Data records
○ ○ ○
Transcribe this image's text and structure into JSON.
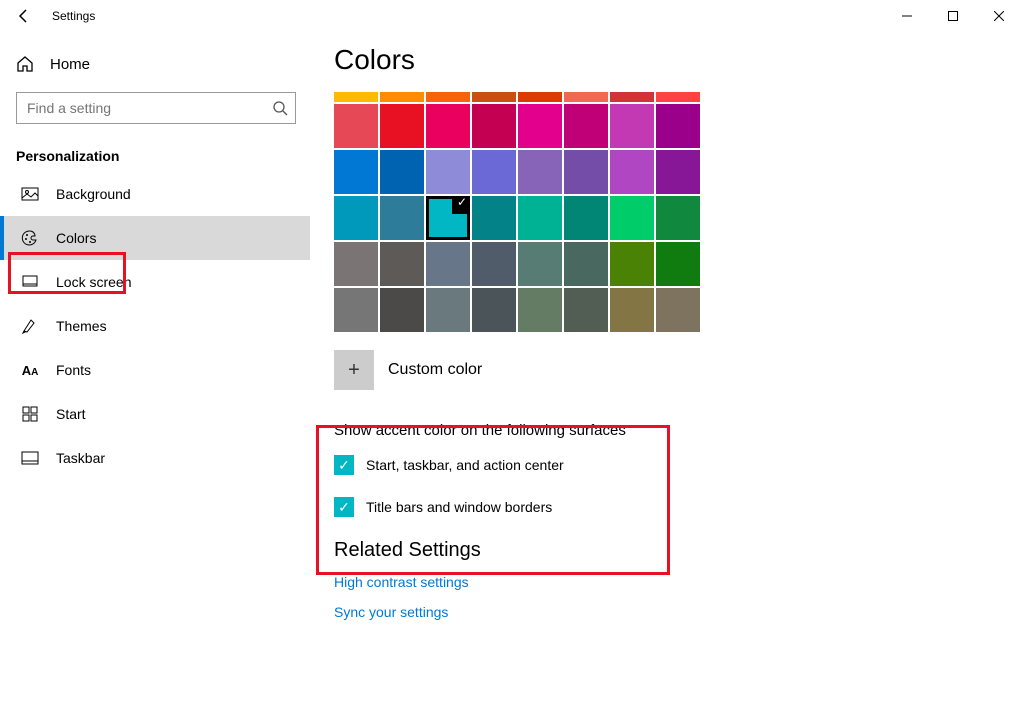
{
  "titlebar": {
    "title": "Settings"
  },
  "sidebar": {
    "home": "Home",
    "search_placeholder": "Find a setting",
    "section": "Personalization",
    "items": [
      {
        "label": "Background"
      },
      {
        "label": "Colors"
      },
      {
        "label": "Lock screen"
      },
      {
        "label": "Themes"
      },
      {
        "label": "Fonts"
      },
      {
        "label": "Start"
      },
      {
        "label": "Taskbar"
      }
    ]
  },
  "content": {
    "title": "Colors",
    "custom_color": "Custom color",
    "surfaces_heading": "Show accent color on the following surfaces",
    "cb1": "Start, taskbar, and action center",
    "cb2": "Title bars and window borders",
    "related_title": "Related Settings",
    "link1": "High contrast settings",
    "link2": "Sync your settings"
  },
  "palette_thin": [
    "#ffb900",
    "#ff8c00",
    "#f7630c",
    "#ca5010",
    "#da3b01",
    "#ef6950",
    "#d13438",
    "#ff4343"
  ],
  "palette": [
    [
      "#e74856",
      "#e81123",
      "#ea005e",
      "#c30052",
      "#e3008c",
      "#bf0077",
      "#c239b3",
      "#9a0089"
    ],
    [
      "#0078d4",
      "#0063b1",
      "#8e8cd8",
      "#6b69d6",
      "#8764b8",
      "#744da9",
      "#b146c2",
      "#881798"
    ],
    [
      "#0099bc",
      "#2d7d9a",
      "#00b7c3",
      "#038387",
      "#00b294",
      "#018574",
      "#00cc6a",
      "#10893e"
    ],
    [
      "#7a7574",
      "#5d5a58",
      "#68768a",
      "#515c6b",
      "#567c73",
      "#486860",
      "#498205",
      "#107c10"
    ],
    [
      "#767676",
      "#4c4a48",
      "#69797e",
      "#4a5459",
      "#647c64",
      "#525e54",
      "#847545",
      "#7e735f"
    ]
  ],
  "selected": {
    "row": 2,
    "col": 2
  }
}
○ ○ ○
• _Directions for this task_:
Reproduce the entries above exactly. Do not include the images.

• _Answer to the exercise_:
Transcribe this image's text and structure into JSON.
{
  "titlebar": {
    "title": "Settings"
  },
  "sidebar": {
    "home": "Home",
    "search_placeholder": "Find a setting",
    "section": "Personalization",
    "items": [
      {
        "label": "Background"
      },
      {
        "label": "Colors"
      },
      {
        "label": "Lock screen"
      },
      {
        "label": "Themes"
      },
      {
        "label": "Fonts"
      },
      {
        "label": "Start"
      },
      {
        "label": "Taskbar"
      }
    ]
  },
  "content": {
    "title": "Colors",
    "custom_color": "Custom color",
    "surfaces_heading": "Show accent color on the following surfaces",
    "cb1": "Start, taskbar, and action center",
    "cb2": "Title bars and window borders",
    "related_title": "Related Settings",
    "link1": "High contrast settings",
    "link2": "Sync your settings"
  },
  "palette_thin": [
    "#ffb900",
    "#ff8c00",
    "#f7630c",
    "#ca5010",
    "#da3b01",
    "#ef6950",
    "#d13438",
    "#ff4343"
  ],
  "palette": [
    [
      "#e74856",
      "#e81123",
      "#ea005e",
      "#c30052",
      "#e3008c",
      "#bf0077",
      "#c239b3",
      "#9a0089"
    ],
    [
      "#0078d4",
      "#0063b1",
      "#8e8cd8",
      "#6b69d6",
      "#8764b8",
      "#744da9",
      "#b146c2",
      "#881798"
    ],
    [
      "#0099bc",
      "#2d7d9a",
      "#00b7c3",
      "#038387",
      "#00b294",
      "#018574",
      "#00cc6a",
      "#10893e"
    ],
    [
      "#7a7574",
      "#5d5a58",
      "#68768a",
      "#515c6b",
      "#567c73",
      "#486860",
      "#498205",
      "#107c10"
    ],
    [
      "#767676",
      "#4c4a48",
      "#69797e",
      "#4a5459",
      "#647c64",
      "#525e54",
      "#847545",
      "#7e735f"
    ]
  ],
  "selected": {
    "row": 2,
    "col": 2
  }
}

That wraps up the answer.